Figure data in JSON:
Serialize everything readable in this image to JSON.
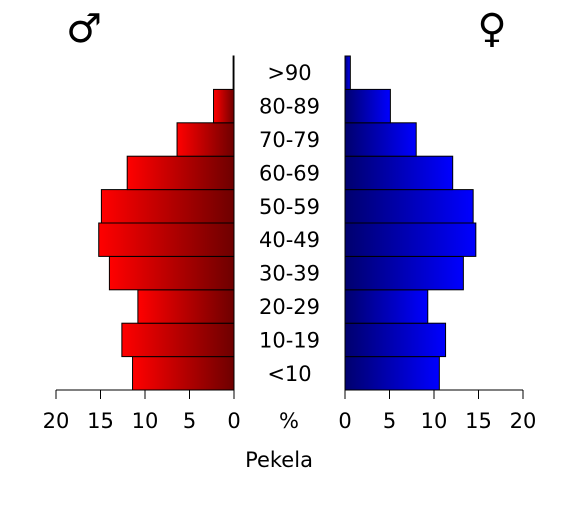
{
  "chart_data": {
    "type": "bar",
    "subtype": "population-pyramid",
    "title": "",
    "caption": "Pekela",
    "center_unit_label": "%",
    "male_symbol": "♂",
    "female_symbol": "♀",
    "categories": [
      "<10",
      "10-19",
      "20-29",
      "30-39",
      "40-49",
      "50-59",
      "60-69",
      "70-79",
      "80-89",
      ">90"
    ],
    "series": [
      {
        "name": "♂",
        "values": [
          11.4,
          12.6,
          10.8,
          14.0,
          15.2,
          14.9,
          12.0,
          6.4,
          2.3,
          0.1
        ],
        "color_light": "#ff0000",
        "color_dark": "#6e0000"
      },
      {
        "name": "♀",
        "values": [
          10.6,
          11.3,
          9.3,
          13.3,
          14.7,
          14.4,
          12.1,
          8.0,
          5.1,
          0.6
        ],
        "color_light": "#0000ff",
        "color_dark": "#00006e"
      }
    ],
    "xlim": [
      0,
      20
    ],
    "ticks": [
      0,
      5,
      10,
      15,
      20
    ],
    "tick_labels": [
      "0",
      "5",
      "10",
      "15",
      "20"
    ],
    "grid": false,
    "legend": "none"
  }
}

| Short exercise |
Retype the whole listing, keeping every line identical and omitting all pictures.

| Expected answer |
Serialize everything readable in this image to JSON.
{
  "chart_data": {
    "type": "bar",
    "subtype": "population-pyramid",
    "title": "",
    "caption": "Pekela",
    "center_unit_label": "%",
    "male_symbol": "♂",
    "female_symbol": "♀",
    "categories": [
      "<10",
      "10-19",
      "20-29",
      "30-39",
      "40-49",
      "50-59",
      "60-69",
      "70-79",
      "80-89",
      ">90"
    ],
    "series": [
      {
        "name": "♂",
        "values": [
          11.4,
          12.6,
          10.8,
          14.0,
          15.2,
          14.9,
          12.0,
          6.4,
          2.3,
          0.1
        ],
        "color_light": "#ff0000",
        "color_dark": "#6e0000"
      },
      {
        "name": "♀",
        "values": [
          10.6,
          11.3,
          9.3,
          13.3,
          14.7,
          14.4,
          12.1,
          8.0,
          5.1,
          0.6
        ],
        "color_light": "#0000ff",
        "color_dark": "#00006e"
      }
    ],
    "xlim": [
      0,
      20
    ],
    "ticks": [
      0,
      5,
      10,
      15,
      20
    ],
    "tick_labels": [
      "0",
      "5",
      "10",
      "15",
      "20"
    ],
    "grid": false,
    "legend": "none"
  }
}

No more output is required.